>> START ENTRIES
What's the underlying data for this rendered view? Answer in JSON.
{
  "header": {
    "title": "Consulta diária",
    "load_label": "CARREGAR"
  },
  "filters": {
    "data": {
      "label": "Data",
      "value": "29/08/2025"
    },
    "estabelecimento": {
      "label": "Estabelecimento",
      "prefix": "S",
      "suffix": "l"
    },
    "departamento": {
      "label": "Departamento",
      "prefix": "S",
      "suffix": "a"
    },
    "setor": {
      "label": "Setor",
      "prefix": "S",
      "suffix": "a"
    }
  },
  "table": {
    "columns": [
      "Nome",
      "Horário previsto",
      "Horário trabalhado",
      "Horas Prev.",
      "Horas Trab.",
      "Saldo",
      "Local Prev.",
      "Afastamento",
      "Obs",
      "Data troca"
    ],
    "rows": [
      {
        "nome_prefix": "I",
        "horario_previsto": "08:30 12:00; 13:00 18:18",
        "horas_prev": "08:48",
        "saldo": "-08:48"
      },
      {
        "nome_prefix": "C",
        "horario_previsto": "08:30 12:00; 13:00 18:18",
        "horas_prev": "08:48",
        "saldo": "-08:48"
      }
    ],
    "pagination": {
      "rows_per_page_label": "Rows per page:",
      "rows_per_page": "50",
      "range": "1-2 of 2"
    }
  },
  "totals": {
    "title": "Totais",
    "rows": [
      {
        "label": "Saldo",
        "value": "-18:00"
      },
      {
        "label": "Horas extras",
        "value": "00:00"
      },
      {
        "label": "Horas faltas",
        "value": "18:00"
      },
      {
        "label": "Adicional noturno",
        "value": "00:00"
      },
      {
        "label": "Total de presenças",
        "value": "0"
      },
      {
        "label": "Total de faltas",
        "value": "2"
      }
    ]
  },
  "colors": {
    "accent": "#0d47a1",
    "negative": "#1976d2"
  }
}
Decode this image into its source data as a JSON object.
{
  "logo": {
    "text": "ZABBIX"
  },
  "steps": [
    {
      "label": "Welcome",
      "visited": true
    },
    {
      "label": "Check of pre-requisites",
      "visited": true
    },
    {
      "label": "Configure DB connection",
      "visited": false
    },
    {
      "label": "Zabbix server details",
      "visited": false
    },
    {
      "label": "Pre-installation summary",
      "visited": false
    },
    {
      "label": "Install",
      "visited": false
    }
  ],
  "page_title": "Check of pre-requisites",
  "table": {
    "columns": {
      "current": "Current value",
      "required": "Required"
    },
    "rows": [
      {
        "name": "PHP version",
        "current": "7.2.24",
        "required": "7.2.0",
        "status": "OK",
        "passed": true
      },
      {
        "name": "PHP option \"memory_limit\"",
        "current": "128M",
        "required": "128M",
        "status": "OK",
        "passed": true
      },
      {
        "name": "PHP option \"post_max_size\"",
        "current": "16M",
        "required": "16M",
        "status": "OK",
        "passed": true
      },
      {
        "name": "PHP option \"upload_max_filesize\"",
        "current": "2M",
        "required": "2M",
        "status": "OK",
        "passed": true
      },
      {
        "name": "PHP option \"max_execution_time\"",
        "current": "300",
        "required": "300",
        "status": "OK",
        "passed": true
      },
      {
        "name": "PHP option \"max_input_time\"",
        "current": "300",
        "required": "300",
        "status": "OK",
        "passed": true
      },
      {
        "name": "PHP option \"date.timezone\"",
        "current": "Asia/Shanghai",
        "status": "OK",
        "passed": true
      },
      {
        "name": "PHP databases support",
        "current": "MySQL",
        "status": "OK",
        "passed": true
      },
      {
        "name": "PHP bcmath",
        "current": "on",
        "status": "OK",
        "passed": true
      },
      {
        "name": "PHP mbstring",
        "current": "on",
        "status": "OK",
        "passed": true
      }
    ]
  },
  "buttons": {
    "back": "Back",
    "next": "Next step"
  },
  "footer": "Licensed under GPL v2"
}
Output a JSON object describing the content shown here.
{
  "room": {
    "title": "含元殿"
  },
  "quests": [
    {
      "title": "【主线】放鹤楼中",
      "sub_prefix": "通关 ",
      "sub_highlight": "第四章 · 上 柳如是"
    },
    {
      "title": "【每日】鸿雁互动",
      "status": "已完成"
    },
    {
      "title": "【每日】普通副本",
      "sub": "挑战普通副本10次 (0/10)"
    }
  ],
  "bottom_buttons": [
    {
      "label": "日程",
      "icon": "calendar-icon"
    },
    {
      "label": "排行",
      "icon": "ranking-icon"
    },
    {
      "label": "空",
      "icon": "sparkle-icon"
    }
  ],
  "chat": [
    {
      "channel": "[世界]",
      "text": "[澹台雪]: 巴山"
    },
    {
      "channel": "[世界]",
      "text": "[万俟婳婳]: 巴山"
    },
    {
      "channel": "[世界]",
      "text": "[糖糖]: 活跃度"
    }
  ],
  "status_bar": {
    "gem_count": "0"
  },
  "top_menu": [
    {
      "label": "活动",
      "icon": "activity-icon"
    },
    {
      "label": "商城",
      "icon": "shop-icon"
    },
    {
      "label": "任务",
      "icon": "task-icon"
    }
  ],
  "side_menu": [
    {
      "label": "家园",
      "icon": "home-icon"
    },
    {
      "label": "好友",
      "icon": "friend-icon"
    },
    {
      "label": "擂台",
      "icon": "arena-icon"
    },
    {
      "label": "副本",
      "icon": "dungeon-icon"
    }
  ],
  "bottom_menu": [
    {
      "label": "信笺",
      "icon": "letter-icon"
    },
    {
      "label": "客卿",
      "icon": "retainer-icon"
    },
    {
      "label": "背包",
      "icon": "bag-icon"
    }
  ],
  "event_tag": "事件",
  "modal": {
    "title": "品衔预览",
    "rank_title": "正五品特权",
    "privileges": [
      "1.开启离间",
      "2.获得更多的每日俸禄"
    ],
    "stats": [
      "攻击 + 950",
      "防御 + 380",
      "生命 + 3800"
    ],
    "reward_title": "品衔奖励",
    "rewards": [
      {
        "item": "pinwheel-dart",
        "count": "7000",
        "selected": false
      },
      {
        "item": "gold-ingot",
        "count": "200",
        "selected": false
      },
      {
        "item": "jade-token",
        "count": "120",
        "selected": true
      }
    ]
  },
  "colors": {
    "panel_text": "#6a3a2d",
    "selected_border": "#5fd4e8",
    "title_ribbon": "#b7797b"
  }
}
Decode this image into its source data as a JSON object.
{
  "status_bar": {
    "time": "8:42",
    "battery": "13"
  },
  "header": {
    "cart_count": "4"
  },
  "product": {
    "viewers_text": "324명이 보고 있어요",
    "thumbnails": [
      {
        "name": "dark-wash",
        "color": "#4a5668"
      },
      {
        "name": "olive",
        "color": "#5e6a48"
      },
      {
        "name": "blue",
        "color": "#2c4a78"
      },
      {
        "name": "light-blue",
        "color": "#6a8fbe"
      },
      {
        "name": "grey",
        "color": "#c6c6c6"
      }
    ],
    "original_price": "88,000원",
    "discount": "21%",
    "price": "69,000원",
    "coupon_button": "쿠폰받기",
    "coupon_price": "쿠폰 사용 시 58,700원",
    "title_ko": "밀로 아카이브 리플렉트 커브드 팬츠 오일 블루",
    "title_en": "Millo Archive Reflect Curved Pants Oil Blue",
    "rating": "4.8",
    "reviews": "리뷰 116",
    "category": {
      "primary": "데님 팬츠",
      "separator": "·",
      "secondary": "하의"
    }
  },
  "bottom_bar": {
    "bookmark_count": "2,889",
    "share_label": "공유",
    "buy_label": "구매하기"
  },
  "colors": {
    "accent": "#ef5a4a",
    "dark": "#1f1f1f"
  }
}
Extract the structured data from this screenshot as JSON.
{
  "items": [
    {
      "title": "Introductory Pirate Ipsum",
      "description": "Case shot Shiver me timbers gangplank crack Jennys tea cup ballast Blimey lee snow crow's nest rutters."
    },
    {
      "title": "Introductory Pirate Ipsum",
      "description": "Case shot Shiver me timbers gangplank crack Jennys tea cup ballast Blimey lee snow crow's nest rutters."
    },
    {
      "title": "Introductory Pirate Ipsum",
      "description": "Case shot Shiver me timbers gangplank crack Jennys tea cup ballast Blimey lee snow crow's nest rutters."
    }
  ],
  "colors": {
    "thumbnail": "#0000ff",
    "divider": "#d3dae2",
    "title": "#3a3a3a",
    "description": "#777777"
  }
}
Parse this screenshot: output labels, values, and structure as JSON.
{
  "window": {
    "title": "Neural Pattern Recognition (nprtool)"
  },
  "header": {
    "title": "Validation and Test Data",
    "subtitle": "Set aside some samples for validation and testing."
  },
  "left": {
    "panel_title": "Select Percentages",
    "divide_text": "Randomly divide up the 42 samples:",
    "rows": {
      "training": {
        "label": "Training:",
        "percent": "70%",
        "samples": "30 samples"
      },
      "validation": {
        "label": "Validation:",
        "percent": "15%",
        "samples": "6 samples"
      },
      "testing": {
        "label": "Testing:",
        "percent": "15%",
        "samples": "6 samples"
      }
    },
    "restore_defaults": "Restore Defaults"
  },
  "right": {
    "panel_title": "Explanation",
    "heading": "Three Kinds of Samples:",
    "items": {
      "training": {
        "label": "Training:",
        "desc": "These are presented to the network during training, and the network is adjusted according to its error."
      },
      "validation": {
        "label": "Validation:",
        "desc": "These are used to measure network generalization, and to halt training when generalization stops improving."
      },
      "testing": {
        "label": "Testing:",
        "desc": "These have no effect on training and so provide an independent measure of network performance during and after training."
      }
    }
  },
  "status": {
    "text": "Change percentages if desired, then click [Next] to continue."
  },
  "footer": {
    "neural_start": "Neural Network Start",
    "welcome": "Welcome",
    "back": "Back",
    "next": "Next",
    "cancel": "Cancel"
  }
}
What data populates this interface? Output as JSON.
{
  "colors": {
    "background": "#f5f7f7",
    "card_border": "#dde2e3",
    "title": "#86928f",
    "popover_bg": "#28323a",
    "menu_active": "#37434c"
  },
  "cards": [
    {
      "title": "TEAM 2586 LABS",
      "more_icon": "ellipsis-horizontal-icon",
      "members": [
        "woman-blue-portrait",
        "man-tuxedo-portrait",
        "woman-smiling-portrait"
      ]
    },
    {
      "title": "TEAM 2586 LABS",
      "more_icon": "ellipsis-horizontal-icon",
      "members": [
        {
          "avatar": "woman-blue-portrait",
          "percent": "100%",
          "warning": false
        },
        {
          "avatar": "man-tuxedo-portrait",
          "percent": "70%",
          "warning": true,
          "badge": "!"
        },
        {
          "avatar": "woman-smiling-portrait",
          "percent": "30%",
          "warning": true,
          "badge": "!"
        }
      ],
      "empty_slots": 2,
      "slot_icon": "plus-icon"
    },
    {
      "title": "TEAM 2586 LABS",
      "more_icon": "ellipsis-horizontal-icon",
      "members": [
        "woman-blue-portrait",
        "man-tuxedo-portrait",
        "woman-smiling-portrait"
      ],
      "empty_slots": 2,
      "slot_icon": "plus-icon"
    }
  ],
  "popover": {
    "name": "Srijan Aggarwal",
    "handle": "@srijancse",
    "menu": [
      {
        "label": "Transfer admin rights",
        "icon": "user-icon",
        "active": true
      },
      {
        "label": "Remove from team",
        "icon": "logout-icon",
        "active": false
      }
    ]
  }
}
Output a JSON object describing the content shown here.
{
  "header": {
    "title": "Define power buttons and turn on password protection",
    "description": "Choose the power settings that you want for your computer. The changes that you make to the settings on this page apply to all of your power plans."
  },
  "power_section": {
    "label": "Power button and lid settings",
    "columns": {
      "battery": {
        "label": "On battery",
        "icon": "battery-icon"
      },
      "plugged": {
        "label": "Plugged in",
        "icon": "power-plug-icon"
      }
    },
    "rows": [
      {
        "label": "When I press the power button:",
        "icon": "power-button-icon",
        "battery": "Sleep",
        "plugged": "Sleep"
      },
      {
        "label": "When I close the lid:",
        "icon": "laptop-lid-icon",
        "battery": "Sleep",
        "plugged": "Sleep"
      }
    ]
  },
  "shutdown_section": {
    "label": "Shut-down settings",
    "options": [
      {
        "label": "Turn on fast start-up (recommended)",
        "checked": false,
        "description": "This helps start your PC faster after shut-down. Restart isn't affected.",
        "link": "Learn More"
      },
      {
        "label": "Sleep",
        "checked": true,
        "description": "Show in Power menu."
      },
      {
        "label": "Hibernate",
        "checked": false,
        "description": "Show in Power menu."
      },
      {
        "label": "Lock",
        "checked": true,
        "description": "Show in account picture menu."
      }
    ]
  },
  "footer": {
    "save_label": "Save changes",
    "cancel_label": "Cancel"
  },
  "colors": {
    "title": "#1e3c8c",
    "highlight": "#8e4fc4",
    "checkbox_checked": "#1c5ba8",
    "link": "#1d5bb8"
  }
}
>> END ENTRIES
## EXERCISE INSTRUCTIONS
From the data, pick out every line that includes "battery".

## RESULT OF THIS TASK
    "battery": "13"
      "battery": {
        "label": "On battery",
        "icon": "battery-icon"
        "battery": "Sleep",
        "battery": "Sleep",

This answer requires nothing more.